PASSAGE FOR REVIEW:

The potential for such substantive differences has always been a built-in part of the alliance. What makes it especially worrisome to many diplomatic observers in the current instance is fear that misunderstandings caused by the Carter administration's style will make them more difficult to resolve than has been the case in the past.

Initially, these misunderstandings centered on some of the newcomers that Carter brought into the U.S. foreign policy machinery.These newcomers, many with ideas forged in the antiwar and civil rights movements of the 1960s, caused fears that Washington would de-emphasize its European ties to concentrate on what the Europeans consider a romantic involvement with the Third World.

In countries like France and Italy, where there is concern about the rise of Eurocommunism some leaders initially feared that the Carter people might start experimenting with closer ties to the West European Communist parties.

The main problem, though, involved human rights and the fear of Europeans that Washington's insistence on pressing that policy would antagonize the Soviet Union and undo the spirit of detente.

As U.S. officials are quik to point out, these fears proved groundless. In regard to Eurocommunism, the Carter administration, while eschewing the shrill hard-line stance of the Kissinger period, has given the Europeans no reason to believe it has any illusions about embracing communism in Western Europe.

Similary, by lowering its voice somewhat on the human rights issue, Washington has shown the Europeans that it can continue the dialogue with Moscow. In the process, many European leaders have been converted to the idea that a concern for human rights is a legitimate, innovative and morally porper subject of foreign policy.

TASK DETAILS: According to the excerpt on U.S.-European relations under the Carter administration, what was the main problem behind European fears?

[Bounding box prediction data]
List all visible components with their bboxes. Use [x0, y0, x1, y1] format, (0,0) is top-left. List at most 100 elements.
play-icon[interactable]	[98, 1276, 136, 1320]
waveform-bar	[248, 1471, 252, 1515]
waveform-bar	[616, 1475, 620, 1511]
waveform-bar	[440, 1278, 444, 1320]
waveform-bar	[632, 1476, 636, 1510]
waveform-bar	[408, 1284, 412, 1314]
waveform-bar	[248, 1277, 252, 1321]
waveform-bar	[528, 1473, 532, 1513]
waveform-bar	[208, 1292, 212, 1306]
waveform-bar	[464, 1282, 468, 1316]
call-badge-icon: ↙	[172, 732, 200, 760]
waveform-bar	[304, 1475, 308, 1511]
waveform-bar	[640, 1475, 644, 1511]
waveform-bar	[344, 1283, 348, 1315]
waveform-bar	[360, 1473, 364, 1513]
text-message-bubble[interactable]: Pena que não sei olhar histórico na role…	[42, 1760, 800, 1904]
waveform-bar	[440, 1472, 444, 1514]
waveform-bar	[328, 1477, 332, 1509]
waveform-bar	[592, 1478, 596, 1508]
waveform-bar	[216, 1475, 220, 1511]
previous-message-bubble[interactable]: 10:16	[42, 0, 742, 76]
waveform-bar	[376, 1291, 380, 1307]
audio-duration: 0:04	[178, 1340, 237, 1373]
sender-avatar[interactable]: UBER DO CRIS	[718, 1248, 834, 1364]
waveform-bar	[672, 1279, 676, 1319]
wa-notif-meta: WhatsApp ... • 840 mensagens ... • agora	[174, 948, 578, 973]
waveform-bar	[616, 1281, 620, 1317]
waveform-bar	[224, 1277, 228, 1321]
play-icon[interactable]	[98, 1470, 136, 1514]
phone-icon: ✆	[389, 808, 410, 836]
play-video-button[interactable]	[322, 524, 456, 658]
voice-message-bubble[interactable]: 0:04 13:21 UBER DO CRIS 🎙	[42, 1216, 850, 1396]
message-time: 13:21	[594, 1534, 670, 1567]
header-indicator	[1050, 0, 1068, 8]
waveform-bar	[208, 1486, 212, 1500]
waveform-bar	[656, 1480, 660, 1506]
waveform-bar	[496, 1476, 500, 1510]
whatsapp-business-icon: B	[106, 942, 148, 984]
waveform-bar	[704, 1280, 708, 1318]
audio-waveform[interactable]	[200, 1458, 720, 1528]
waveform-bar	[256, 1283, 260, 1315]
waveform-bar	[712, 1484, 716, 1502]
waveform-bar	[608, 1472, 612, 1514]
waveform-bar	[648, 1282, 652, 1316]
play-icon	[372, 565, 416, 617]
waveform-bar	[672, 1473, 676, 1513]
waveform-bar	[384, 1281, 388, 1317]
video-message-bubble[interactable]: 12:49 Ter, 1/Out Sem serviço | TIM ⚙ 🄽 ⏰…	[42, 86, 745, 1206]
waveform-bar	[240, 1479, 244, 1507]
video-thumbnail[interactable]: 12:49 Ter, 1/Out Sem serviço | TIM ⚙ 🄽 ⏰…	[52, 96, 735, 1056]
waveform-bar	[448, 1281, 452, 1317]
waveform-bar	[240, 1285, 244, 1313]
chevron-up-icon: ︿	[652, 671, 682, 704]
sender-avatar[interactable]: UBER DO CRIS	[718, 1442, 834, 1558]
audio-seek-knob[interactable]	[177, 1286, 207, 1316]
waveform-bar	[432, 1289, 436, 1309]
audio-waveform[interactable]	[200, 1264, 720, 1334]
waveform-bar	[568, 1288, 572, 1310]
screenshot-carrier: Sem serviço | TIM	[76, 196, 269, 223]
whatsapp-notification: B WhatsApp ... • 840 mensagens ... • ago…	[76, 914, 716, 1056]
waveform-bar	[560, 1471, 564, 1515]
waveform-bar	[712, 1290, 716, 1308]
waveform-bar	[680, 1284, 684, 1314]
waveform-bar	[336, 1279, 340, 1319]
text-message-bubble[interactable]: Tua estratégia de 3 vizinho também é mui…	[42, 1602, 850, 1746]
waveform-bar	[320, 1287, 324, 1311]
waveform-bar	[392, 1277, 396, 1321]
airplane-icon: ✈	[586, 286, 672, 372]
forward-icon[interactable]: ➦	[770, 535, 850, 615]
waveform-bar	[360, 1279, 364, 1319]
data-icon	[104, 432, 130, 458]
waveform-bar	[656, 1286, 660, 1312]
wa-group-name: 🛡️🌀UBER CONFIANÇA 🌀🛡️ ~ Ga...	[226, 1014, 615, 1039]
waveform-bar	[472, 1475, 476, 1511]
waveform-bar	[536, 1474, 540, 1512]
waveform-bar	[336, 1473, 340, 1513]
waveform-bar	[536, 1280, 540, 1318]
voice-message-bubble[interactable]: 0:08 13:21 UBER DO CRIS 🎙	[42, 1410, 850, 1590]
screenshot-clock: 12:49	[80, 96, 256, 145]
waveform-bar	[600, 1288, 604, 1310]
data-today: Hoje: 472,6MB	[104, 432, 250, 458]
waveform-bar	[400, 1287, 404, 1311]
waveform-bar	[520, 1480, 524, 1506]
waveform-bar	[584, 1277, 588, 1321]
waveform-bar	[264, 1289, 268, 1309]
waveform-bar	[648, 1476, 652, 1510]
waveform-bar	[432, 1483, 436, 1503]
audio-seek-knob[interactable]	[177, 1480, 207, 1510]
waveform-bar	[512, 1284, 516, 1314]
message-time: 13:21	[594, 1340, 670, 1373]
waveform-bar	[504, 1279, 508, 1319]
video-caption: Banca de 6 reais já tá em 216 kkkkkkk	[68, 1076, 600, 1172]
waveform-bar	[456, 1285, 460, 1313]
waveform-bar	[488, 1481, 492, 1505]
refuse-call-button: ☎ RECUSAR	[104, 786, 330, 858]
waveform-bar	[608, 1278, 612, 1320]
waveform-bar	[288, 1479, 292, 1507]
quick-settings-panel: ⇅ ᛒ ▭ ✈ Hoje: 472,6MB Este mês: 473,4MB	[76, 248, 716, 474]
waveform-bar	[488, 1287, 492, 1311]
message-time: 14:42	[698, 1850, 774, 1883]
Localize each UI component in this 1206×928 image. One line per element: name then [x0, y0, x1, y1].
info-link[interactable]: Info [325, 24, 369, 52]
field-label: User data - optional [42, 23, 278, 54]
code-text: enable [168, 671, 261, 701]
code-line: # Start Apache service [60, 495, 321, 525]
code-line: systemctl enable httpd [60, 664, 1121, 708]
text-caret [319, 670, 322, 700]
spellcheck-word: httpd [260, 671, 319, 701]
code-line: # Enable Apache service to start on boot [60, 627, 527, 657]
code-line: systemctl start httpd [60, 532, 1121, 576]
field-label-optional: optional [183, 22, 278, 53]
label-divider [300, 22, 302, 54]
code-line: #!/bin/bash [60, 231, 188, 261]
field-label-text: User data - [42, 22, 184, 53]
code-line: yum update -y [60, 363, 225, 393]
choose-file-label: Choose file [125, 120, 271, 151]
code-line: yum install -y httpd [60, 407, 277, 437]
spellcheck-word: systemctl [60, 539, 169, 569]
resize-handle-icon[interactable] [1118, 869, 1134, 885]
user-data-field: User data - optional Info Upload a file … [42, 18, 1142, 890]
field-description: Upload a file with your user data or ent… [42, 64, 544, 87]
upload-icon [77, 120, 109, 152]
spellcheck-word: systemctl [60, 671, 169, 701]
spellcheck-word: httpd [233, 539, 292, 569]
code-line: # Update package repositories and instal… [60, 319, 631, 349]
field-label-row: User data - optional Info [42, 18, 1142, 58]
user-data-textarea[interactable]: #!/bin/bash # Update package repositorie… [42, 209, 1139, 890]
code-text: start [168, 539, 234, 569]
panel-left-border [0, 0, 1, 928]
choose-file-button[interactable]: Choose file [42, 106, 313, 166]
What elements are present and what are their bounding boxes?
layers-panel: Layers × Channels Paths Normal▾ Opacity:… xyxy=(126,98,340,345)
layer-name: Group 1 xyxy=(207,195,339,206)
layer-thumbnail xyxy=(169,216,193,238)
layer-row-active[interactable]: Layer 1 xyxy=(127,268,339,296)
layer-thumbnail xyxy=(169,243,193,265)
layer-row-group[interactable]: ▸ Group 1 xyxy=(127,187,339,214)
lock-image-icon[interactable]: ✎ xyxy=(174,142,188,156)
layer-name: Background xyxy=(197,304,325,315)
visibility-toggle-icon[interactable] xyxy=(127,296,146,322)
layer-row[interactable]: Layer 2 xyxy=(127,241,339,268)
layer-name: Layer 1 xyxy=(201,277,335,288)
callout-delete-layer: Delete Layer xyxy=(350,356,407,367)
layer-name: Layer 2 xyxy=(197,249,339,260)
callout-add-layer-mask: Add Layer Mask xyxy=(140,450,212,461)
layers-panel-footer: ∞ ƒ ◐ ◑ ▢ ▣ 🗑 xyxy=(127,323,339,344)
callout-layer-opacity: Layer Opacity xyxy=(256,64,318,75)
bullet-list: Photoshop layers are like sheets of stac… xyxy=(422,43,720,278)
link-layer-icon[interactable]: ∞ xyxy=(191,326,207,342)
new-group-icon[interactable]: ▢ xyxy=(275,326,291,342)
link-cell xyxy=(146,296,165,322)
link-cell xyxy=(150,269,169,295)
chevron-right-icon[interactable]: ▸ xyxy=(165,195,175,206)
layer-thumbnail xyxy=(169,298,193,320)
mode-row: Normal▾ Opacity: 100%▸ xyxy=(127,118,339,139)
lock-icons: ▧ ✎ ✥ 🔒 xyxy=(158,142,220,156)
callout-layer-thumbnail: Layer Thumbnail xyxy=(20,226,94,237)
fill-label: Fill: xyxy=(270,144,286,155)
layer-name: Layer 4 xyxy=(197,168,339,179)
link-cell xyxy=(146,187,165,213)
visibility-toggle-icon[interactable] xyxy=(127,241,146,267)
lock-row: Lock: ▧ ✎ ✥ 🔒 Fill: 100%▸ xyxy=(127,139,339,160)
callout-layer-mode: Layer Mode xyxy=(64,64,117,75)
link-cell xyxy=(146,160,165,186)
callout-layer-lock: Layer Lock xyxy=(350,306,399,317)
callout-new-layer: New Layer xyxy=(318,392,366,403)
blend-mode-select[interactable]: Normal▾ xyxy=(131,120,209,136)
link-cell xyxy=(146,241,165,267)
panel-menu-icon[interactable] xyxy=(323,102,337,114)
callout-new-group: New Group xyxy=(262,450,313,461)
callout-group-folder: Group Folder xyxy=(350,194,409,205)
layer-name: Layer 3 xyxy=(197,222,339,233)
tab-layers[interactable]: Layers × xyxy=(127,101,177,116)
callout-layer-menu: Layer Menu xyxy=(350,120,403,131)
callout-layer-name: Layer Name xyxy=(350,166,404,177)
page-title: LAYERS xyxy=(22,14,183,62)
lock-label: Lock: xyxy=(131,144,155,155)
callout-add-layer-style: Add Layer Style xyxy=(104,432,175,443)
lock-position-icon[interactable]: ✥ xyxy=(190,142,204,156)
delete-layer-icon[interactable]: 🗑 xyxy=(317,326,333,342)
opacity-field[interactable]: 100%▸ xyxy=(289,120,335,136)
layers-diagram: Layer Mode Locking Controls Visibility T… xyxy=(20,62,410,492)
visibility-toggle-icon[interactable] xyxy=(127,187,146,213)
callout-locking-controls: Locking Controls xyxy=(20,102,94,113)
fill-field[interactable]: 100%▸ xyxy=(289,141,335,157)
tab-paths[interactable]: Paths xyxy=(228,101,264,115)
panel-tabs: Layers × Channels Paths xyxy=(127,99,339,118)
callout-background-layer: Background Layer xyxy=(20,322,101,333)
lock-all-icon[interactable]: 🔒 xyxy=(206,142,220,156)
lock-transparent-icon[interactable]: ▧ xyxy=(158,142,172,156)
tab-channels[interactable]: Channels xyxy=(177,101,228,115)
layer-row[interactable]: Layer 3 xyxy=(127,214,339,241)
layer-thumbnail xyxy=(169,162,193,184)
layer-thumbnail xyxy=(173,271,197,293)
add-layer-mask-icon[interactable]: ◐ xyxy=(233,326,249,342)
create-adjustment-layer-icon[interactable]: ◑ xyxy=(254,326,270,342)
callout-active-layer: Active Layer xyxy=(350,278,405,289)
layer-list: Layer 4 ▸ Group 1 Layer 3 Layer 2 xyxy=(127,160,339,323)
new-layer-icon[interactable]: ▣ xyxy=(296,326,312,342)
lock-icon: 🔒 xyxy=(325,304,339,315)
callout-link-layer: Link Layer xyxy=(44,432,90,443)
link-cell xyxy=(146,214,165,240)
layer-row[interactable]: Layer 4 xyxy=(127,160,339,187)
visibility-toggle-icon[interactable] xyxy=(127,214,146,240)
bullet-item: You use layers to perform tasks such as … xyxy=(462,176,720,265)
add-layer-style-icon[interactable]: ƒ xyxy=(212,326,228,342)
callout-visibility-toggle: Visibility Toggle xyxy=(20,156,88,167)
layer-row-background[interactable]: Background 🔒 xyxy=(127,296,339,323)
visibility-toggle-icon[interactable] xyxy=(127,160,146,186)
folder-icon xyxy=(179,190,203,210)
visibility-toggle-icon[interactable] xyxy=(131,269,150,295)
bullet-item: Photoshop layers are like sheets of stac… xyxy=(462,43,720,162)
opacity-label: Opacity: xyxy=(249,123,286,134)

PROBLEM SOLUTION: The main problem involved human rights: Europeans feared that Washington's insistence on pressing that policy would antagonize the Soviet Union and undo the spirit of detente.